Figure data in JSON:
** Start **
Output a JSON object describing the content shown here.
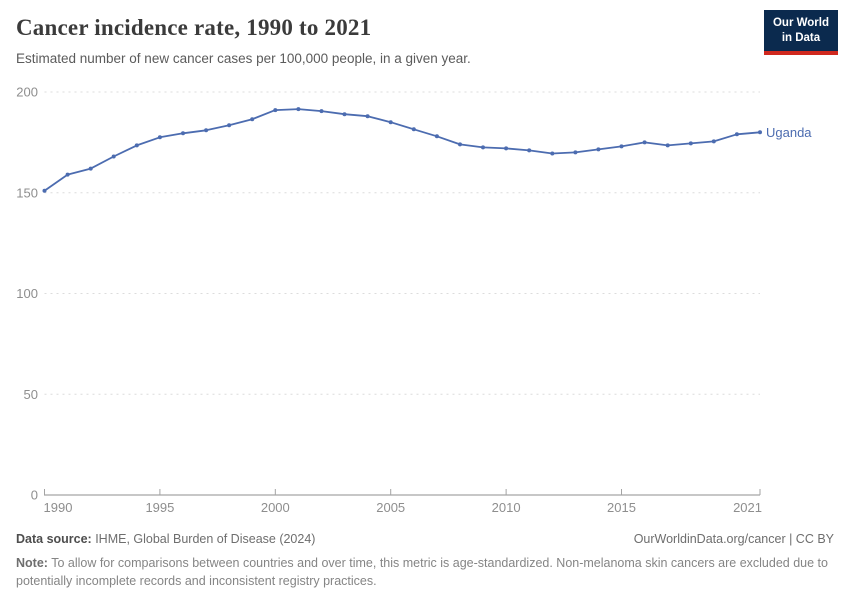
{
  "header": {
    "title": "Cancer incidence rate, 1990 to 2021",
    "subtitle": "Estimated number of new cancer cases per 100,000 people, in a given year.",
    "logo": {
      "line1": "Our World",
      "line2": "in Data",
      "bg_color": "#0B2A4E",
      "accent_color": "#D0281E"
    }
  },
  "chart_data": {
    "type": "line",
    "title": "Cancer incidence rate, 1990 to 2021",
    "xlabel": "",
    "ylabel": "",
    "xlim": [
      1990,
      2021
    ],
    "ylim": [
      0,
      200
    ],
    "y_ticks": [
      0,
      50,
      100,
      150,
      200
    ],
    "x_ticks": [
      1990,
      1995,
      2000,
      2005,
      2010,
      2015,
      2021
    ],
    "grid": "horizontal-dashed",
    "legend_position": "end-of-line label",
    "series": [
      {
        "name": "Uganda",
        "color": "#4C6CB0",
        "x": [
          1990,
          1991,
          1992,
          1993,
          1994,
          1995,
          1996,
          1997,
          1998,
          1999,
          2000,
          2001,
          2002,
          2003,
          2004,
          2005,
          2006,
          2007,
          2008,
          2009,
          2010,
          2011,
          2012,
          2013,
          2014,
          2015,
          2016,
          2017,
          2018,
          2019,
          2020,
          2021
        ],
        "values": [
          151,
          159,
          162,
          168,
          173.5,
          177.5,
          179.5,
          181,
          183.5,
          186.5,
          191,
          191.5,
          190.5,
          189,
          188,
          185,
          181.5,
          178,
          174,
          172.5,
          172,
          171,
          169.5,
          170,
          171.5,
          173,
          175,
          173.5,
          174.5,
          175.5,
          179,
          180
        ]
      }
    ]
  },
  "footer": {
    "datasource_label": "Data source:",
    "datasource_value": " IHME, Global Burden of Disease (2024)",
    "link": "OurWorldinData.org/cancer | CC BY",
    "note_label": "Note:",
    "note_value": " To allow for comparisons between countries and over time, this metric is age-standardized. Non-melanoma skin cancers are excluded due to potentially incomplete records and inconsistent registry practices."
  }
}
** End **
WORK TO COMPLETE →
Write out each entry exactly as given, omitting any picture.

FINISHED EXERCISE →
Output a JSON object describing the content shown here.
{
  "header": {
    "title": "Cancer incidence rate, 1990 to 2021",
    "subtitle": "Estimated number of new cancer cases per 100,000 people, in a given year.",
    "logo": {
      "line1": "Our World",
      "line2": "in Data",
      "bg_color": "#0B2A4E",
      "accent_color": "#D0281E"
    }
  },
  "chart_data": {
    "type": "line",
    "title": "Cancer incidence rate, 1990 to 2021",
    "xlabel": "",
    "ylabel": "",
    "xlim": [
      1990,
      2021
    ],
    "ylim": [
      0,
      200
    ],
    "y_ticks": [
      0,
      50,
      100,
      150,
      200
    ],
    "x_ticks": [
      1990,
      1995,
      2000,
      2005,
      2010,
      2015,
      2021
    ],
    "grid": "horizontal-dashed",
    "legend_position": "end-of-line label",
    "series": [
      {
        "name": "Uganda",
        "color": "#4C6CB0",
        "x": [
          1990,
          1991,
          1992,
          1993,
          1994,
          1995,
          1996,
          1997,
          1998,
          1999,
          2000,
          2001,
          2002,
          2003,
          2004,
          2005,
          2006,
          2007,
          2008,
          2009,
          2010,
          2011,
          2012,
          2013,
          2014,
          2015,
          2016,
          2017,
          2018,
          2019,
          2020,
          2021
        ],
        "values": [
          151,
          159,
          162,
          168,
          173.5,
          177.5,
          179.5,
          181,
          183.5,
          186.5,
          191,
          191.5,
          190.5,
          189,
          188,
          185,
          181.5,
          178,
          174,
          172.5,
          172,
          171,
          169.5,
          170,
          171.5,
          173,
          175,
          173.5,
          174.5,
          175.5,
          179,
          180
        ]
      }
    ]
  },
  "footer": {
    "datasource_label": "Data source:",
    "datasource_value": " IHME, Global Burden of Disease (2024)",
    "link": "OurWorldinData.org/cancer | CC BY",
    "note_label": "Note:",
    "note_value": " To allow for comparisons between countries and over time, this metric is age-standardized. Non-melanoma skin cancers are excluded due to potentially incomplete records and inconsistent registry practices."
  }
}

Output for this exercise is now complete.